> _SET EXERCISE_: What follows is a set of entries. Repeat them exactly, but not their pictures.

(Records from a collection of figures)

====

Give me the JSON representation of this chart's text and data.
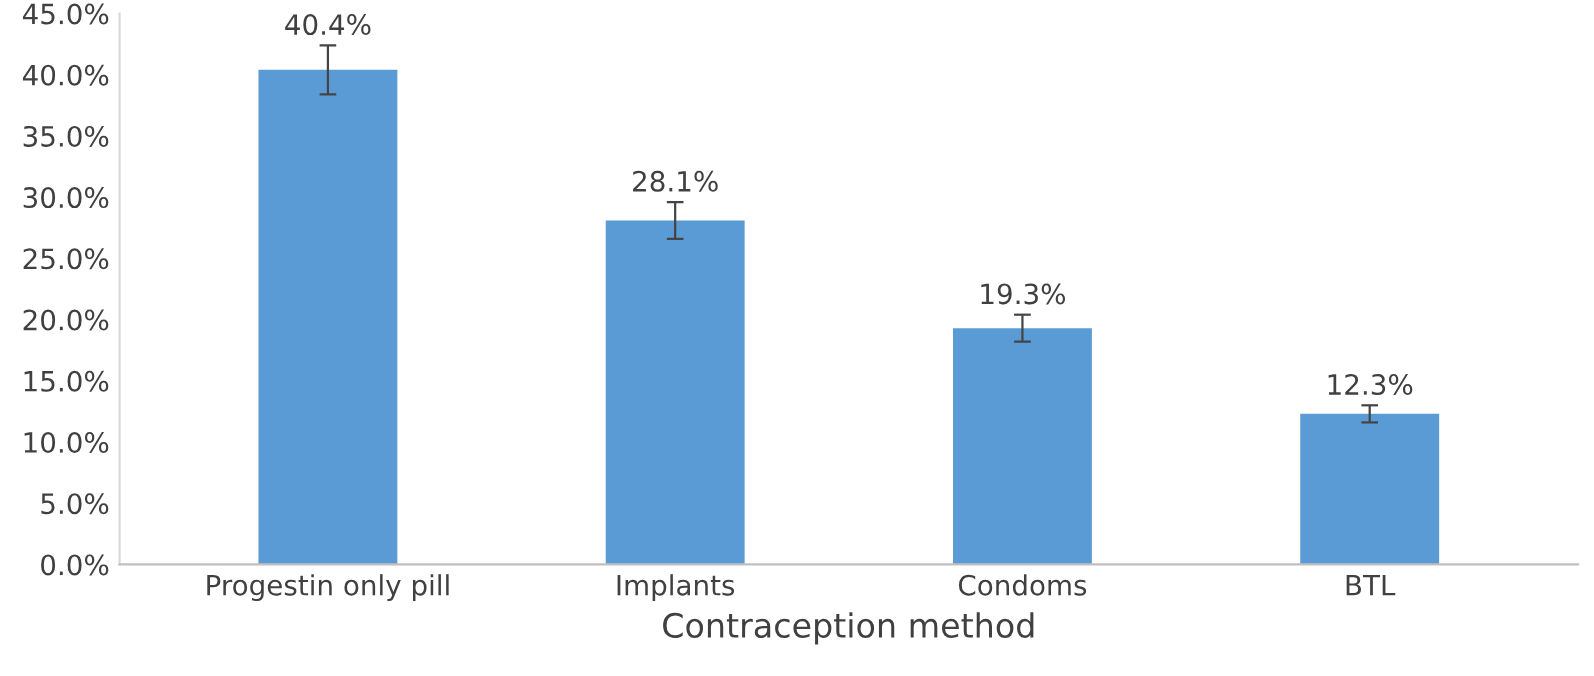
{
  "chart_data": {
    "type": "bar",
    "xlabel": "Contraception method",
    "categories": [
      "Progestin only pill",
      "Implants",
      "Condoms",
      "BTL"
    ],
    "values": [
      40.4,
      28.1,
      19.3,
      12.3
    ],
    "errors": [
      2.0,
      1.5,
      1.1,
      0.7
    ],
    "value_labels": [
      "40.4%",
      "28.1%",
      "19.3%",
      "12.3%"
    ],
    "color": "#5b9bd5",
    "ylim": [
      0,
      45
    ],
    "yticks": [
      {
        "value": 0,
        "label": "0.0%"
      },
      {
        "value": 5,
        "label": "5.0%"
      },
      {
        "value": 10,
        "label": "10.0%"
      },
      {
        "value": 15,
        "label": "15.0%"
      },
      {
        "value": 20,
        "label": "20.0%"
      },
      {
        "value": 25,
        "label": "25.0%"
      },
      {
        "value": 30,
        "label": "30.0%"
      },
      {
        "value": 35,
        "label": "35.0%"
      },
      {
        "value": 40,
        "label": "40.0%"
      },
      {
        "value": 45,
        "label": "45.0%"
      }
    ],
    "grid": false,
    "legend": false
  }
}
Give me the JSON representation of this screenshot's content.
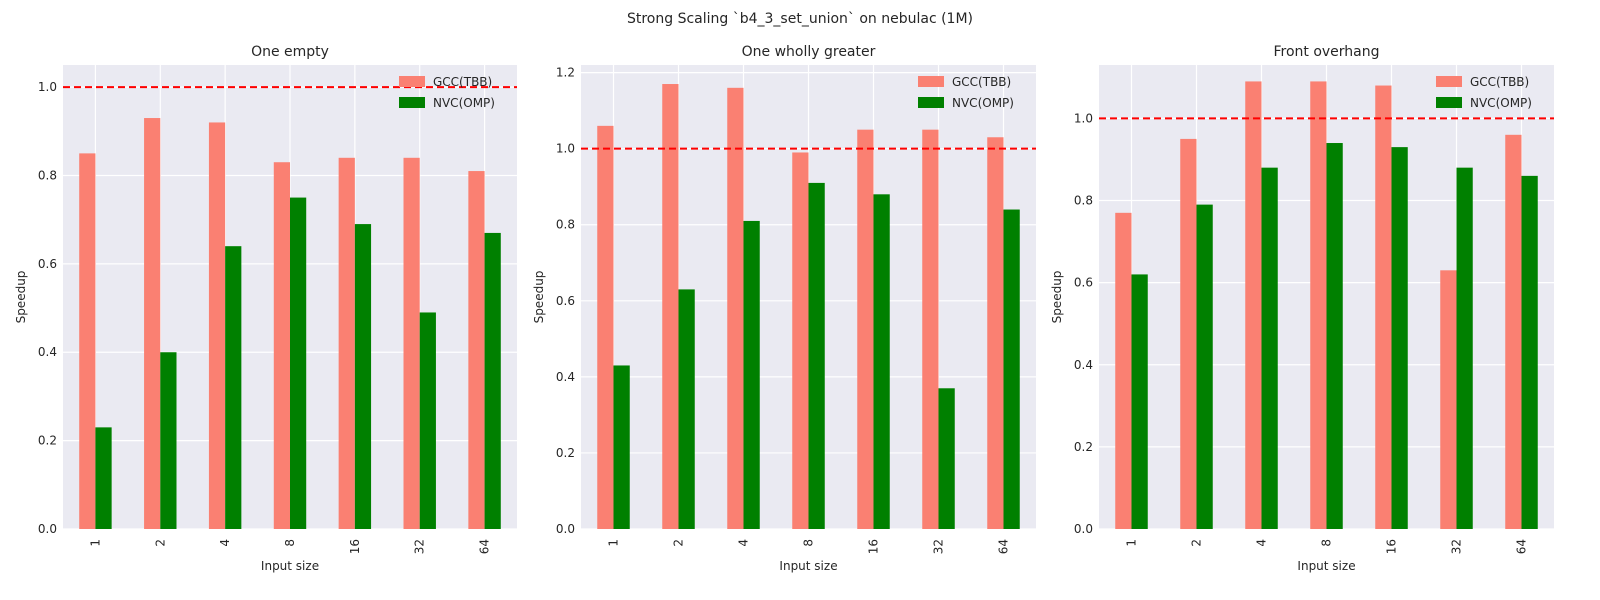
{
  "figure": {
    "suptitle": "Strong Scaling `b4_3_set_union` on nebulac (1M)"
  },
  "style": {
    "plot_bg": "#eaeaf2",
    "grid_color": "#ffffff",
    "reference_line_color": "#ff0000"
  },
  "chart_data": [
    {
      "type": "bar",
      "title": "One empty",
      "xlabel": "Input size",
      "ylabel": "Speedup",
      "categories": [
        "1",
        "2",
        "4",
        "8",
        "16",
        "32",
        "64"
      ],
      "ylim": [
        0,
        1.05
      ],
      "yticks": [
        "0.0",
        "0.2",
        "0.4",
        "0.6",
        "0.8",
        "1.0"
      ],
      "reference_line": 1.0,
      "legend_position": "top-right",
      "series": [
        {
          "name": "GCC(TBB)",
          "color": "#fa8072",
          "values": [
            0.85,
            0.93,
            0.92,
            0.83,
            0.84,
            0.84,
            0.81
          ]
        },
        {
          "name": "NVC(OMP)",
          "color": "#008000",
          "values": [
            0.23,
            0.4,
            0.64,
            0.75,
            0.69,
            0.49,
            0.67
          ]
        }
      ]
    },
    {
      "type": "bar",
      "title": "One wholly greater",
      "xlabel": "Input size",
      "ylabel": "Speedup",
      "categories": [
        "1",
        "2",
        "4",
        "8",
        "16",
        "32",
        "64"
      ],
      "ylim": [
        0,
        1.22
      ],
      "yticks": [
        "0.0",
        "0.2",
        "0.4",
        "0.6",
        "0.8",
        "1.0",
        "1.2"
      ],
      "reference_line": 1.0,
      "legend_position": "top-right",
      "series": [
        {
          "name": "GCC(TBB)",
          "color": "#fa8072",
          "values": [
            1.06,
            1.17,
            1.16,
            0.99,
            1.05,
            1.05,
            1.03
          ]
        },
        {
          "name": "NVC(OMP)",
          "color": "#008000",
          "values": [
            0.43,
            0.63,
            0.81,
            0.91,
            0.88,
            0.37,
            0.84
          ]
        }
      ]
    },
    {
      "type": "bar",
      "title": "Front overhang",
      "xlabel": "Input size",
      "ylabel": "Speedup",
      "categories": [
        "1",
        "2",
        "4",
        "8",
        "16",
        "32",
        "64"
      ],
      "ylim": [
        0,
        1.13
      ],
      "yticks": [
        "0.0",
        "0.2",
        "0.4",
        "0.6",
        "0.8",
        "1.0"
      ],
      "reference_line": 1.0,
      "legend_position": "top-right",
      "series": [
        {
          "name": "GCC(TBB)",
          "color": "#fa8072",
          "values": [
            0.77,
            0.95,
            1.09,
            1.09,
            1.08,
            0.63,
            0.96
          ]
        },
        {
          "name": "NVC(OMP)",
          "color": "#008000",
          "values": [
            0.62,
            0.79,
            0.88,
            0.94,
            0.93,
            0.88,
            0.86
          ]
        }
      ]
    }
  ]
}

====

> _RESPONSE_:
Give me the JSON representation of this chart's text and data.
{
  "chart_data": {
    "type": "bar",
    "xlabel": "Contraception method",
    "categories": [
      "Progestin only pill",
      "Implants",
      "Condoms",
      "BTL"
    ],
    "values": [
      40.4,
      28.1,
      19.3,
      12.3
    ],
    "errors": [
      2.0,
      1.5,
      1.1,
      0.7
    ],
    "value_labels": [
      "40.4%",
      "28.1%",
      "19.3%",
      "12.3%"
    ],
    "color": "#5b9bd5",
    "ylim": [
      0,
      45
    ],
    "yticks": [
      {
        "value": 0,
        "label": "0.0%"
      },
      {
        "value": 5,
        "label": "5.0%"
      },
      {
        "value": 10,
        "label": "10.0%"
      },
      {
        "value": 15,
        "label": "15.0%"
      },
      {
        "value": 20,
        "label": "20.0%"
      },
      {
        "value": 25,
        "label": "25.0%"
      },
      {
        "value": 30,
        "label": "30.0%"
      },
      {
        "value": 35,
        "label": "35.0%"
      },
      {
        "value": 40,
        "label": "40.0%"
      },
      {
        "value": 45,
        "label": "45.0%"
      }
    ],
    "grid": false,
    "legend": false
  }
}
Give me the JSON representation of this screenshot's content.
{
  "figure": {
    "suptitle": "Strong Scaling `b4_3_set_union` on nebulac (1M)"
  },
  "style": {
    "plot_bg": "#eaeaf2",
    "grid_color": "#ffffff",
    "reference_line_color": "#ff0000"
  },
  "chart_data": [
    {
      "type": "bar",
      "title": "One empty",
      "xlabel": "Input size",
      "ylabel": "Speedup",
      "categories": [
        "1",
        "2",
        "4",
        "8",
        "16",
        "32",
        "64"
      ],
      "ylim": [
        0,
        1.05
      ],
      "yticks": [
        "0.0",
        "0.2",
        "0.4",
        "0.6",
        "0.8",
        "1.0"
      ],
      "reference_line": 1.0,
      "legend_position": "top-right",
      "series": [
        {
          "name": "GCC(TBB)",
          "color": "#fa8072",
          "values": [
            0.85,
            0.93,
            0.92,
            0.83,
            0.84,
            0.84,
            0.81
          ]
        },
        {
          "name": "NVC(OMP)",
          "color": "#008000",
          "values": [
            0.23,
            0.4,
            0.64,
            0.75,
            0.69,
            0.49,
            0.67
          ]
        }
      ]
    },
    {
      "type": "bar",
      "title": "One wholly greater",
      "xlabel": "Input size",
      "ylabel": "Speedup",
      "categories": [
        "1",
        "2",
        "4",
        "8",
        "16",
        "32",
        "64"
      ],
      "ylim": [
        0,
        1.22
      ],
      "yticks": [
        "0.0",
        "0.2",
        "0.4",
        "0.6",
        "0.8",
        "1.0",
        "1.2"
      ],
      "reference_line": 1.0,
      "legend_position": "top-right",
      "series": [
        {
          "name": "GCC(TBB)",
          "color": "#fa8072",
          "values": [
            1.06,
            1.17,
            1.16,
            0.99,
            1.05,
            1.05,
            1.03
          ]
        },
        {
          "name": "NVC(OMP)",
          "color": "#008000",
          "values": [
            0.43,
            0.63,
            0.81,
            0.91,
            0.88,
            0.37,
            0.84
          ]
        }
      ]
    },
    {
      "type": "bar",
      "title": "Front overhang",
      "xlabel": "Input size",
      "ylabel": "Speedup",
      "categories": [
        "1",
        "2",
        "4",
        "8",
        "16",
        "32",
        "64"
      ],
      "ylim": [
        0,
        1.13
      ],
      "yticks": [
        "0.0",
        "0.2",
        "0.4",
        "0.6",
        "0.8",
        "1.0"
      ],
      "reference_line": 1.0,
      "legend_position": "top-right",
      "series": [
        {
          "name": "GCC(TBB)",
          "color": "#fa8072",
          "values": [
            0.77,
            0.95,
            1.09,
            1.09,
            1.08,
            0.63,
            0.96
          ]
        },
        {
          "name": "NVC(OMP)",
          "color": "#008000",
          "values": [
            0.62,
            0.79,
            0.88,
            0.94,
            0.93,
            0.88,
            0.86
          ]
        }
      ]
    }
  ]
}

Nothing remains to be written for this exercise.